Find every line in the records that holds the string "UnitPrice". Copy each one.

[START OF Excerpted data]

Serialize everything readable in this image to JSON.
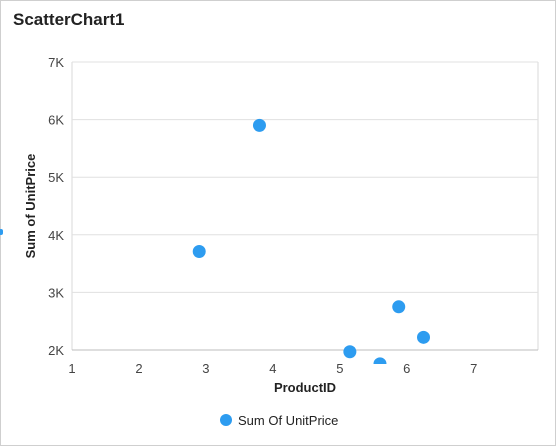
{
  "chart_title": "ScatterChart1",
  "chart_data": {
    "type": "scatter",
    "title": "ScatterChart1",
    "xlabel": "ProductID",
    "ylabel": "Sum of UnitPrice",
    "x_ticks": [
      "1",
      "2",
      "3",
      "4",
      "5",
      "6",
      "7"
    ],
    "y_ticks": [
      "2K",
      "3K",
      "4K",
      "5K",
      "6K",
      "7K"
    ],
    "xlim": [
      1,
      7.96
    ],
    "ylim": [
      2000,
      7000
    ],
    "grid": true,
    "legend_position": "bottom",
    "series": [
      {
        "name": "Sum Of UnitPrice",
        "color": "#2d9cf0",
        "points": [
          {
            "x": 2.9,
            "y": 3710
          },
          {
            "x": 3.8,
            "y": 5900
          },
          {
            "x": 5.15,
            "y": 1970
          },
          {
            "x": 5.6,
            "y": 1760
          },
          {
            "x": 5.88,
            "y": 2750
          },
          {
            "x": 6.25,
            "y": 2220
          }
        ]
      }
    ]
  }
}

[END OF Excerpted data]
[START OF Excerpted data]

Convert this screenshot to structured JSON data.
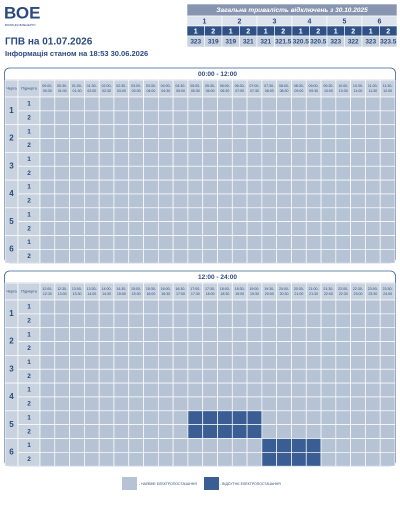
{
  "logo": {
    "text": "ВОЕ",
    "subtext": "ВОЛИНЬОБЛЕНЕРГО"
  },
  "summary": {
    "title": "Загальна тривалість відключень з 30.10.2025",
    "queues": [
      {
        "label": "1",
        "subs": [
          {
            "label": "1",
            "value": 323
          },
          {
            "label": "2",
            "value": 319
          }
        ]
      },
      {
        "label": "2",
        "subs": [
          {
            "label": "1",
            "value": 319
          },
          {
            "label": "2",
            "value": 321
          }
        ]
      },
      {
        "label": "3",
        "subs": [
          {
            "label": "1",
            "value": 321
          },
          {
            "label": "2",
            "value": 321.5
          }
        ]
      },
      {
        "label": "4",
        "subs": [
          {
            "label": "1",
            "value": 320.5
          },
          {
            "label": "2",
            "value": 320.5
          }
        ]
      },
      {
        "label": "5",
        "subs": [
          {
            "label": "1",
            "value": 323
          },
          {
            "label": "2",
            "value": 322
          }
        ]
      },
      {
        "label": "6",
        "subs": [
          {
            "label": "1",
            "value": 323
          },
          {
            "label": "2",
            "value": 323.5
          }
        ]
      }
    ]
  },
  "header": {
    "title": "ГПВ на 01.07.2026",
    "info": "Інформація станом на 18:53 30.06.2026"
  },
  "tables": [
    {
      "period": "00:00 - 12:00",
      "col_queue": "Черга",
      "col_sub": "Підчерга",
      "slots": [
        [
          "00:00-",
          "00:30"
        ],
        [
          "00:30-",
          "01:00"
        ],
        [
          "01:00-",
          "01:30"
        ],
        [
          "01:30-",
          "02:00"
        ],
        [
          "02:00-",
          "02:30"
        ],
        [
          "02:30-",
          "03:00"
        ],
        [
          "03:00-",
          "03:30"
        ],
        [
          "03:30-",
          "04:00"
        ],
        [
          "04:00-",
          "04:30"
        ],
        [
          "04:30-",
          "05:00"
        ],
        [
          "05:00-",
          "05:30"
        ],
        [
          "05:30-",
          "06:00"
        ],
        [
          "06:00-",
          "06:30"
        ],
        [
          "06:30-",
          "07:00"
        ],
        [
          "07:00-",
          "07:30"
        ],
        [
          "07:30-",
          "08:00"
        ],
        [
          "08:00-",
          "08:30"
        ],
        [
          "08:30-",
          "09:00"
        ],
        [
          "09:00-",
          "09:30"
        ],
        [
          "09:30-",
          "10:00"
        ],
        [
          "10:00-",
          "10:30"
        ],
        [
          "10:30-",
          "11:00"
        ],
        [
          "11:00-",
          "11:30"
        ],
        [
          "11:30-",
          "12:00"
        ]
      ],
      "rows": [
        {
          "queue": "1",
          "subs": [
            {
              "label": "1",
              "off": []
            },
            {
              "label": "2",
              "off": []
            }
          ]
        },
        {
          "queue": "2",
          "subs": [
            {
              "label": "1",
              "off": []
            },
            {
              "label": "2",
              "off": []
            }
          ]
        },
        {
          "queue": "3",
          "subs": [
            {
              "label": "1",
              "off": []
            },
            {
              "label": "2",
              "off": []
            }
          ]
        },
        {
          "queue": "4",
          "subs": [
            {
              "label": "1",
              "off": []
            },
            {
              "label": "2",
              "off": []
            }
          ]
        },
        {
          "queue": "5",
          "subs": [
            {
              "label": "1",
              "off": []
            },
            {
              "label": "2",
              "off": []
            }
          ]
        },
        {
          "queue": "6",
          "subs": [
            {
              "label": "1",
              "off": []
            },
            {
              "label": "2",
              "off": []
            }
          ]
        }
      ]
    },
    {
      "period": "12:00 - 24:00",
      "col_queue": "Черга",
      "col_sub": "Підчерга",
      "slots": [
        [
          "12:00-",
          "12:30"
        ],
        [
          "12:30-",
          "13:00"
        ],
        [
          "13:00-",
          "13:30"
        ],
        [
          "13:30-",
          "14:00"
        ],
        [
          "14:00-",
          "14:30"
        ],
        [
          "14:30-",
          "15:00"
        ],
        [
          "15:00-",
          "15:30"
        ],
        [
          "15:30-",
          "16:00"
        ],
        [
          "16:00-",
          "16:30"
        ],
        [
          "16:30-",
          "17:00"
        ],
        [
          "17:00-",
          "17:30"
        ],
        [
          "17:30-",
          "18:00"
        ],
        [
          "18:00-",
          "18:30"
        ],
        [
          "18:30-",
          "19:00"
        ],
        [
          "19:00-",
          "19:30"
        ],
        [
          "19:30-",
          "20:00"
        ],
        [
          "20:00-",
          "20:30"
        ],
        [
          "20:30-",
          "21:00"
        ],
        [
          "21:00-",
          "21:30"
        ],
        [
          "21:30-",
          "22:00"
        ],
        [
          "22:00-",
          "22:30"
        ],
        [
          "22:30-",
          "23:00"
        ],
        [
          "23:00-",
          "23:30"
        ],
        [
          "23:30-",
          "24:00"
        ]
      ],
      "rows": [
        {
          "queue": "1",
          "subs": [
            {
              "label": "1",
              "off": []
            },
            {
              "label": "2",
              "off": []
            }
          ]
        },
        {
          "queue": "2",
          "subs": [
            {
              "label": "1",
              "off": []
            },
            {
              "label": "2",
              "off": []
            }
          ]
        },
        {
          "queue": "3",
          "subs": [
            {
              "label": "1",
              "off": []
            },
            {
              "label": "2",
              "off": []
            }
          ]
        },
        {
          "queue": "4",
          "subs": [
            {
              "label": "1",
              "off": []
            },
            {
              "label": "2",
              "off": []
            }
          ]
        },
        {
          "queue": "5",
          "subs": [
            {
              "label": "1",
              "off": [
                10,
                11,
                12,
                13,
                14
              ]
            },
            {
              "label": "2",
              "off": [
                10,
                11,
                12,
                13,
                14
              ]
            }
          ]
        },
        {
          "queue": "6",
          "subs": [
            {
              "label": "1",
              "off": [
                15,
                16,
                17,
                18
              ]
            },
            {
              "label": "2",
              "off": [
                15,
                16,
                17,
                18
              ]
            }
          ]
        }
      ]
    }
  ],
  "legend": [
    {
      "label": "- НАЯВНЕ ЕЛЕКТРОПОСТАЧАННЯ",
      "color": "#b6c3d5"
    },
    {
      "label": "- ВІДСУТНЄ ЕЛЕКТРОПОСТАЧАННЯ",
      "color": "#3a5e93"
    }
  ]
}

[END OF Excerpted data]
[START OF Excerpted data]

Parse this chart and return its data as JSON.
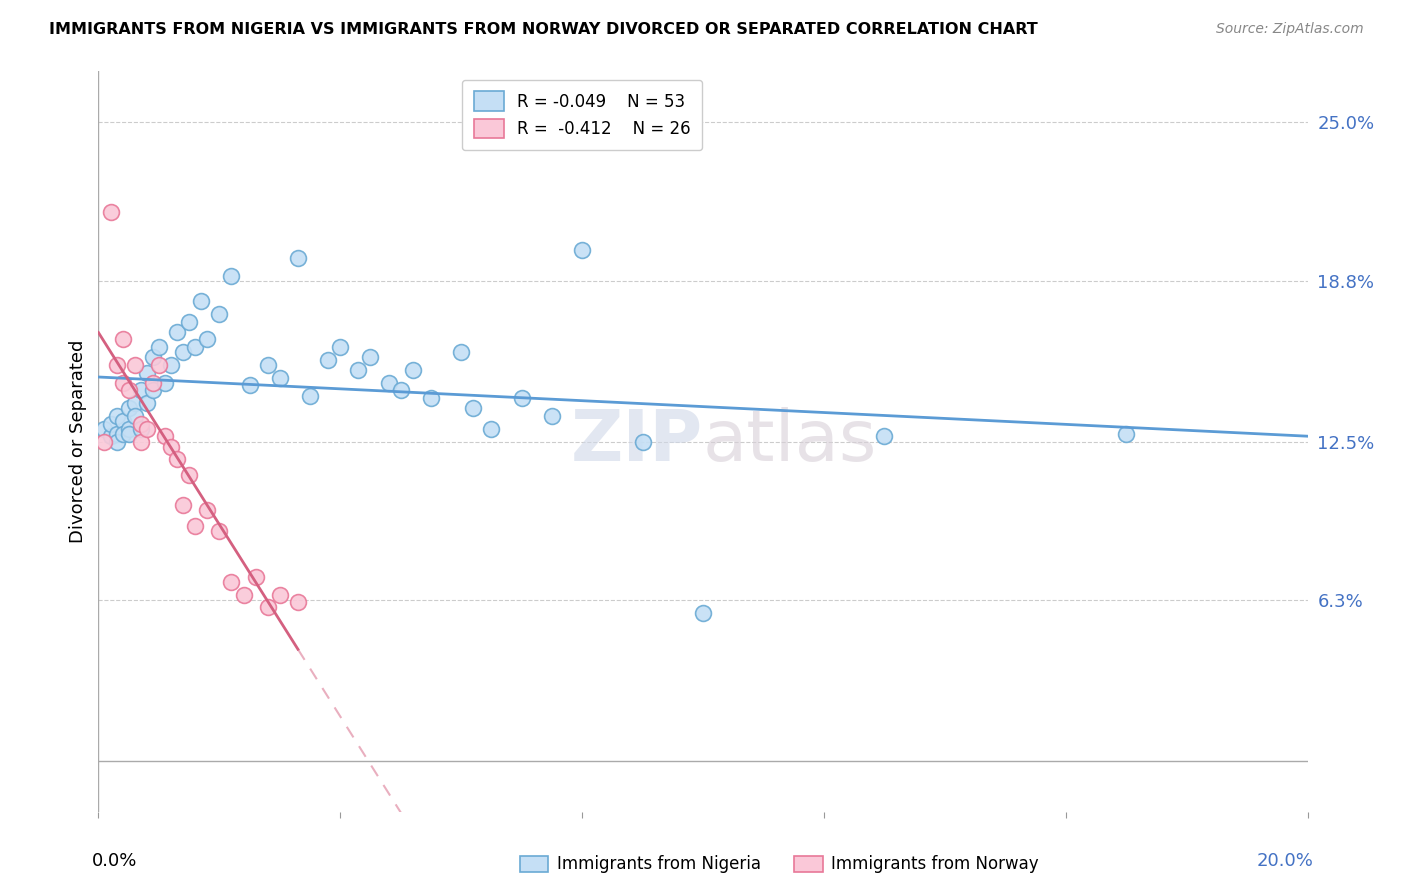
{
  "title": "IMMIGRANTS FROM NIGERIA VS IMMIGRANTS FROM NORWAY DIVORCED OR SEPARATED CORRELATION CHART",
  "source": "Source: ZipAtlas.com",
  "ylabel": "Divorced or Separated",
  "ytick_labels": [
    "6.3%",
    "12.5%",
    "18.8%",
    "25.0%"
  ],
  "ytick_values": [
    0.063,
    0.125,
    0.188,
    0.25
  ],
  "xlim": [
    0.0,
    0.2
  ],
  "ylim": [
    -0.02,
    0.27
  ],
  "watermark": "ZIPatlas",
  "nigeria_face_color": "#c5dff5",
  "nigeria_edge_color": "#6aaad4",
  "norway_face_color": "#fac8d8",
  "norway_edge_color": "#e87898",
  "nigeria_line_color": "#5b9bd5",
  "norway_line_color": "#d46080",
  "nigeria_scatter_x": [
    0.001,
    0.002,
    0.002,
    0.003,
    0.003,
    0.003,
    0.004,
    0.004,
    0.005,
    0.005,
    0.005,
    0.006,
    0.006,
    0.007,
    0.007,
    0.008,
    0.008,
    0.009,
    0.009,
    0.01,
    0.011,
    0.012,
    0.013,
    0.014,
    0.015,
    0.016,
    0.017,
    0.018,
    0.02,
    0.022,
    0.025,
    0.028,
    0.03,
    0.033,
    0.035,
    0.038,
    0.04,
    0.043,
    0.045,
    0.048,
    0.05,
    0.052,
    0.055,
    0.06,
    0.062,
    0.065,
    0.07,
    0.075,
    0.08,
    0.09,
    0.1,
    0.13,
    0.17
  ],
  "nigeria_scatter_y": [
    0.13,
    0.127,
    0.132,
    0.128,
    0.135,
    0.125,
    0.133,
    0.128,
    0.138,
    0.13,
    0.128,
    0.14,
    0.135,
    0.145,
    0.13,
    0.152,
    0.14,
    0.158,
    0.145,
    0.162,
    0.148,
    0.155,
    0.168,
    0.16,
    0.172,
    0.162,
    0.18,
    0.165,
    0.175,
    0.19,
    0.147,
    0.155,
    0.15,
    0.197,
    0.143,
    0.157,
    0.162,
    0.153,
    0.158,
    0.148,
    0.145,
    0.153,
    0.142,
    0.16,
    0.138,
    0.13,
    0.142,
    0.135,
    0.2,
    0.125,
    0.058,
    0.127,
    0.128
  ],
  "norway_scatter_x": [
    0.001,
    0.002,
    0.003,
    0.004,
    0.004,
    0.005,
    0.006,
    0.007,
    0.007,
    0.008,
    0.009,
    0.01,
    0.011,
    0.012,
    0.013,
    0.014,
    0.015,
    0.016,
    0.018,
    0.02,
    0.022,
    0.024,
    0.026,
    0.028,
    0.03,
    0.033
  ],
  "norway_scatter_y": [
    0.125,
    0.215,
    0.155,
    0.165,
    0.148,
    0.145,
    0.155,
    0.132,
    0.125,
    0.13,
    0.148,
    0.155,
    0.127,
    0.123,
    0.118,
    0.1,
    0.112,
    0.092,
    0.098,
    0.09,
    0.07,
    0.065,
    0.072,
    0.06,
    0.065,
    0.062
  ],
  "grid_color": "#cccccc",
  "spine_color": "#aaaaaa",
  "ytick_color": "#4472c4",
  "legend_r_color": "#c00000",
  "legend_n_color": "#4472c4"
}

[END OF Excerpted data]

▶ [Solution to this exercise]:
    "ylabel": "Sum of UnitPrice",
        "name": "Sum Of UnitPrice",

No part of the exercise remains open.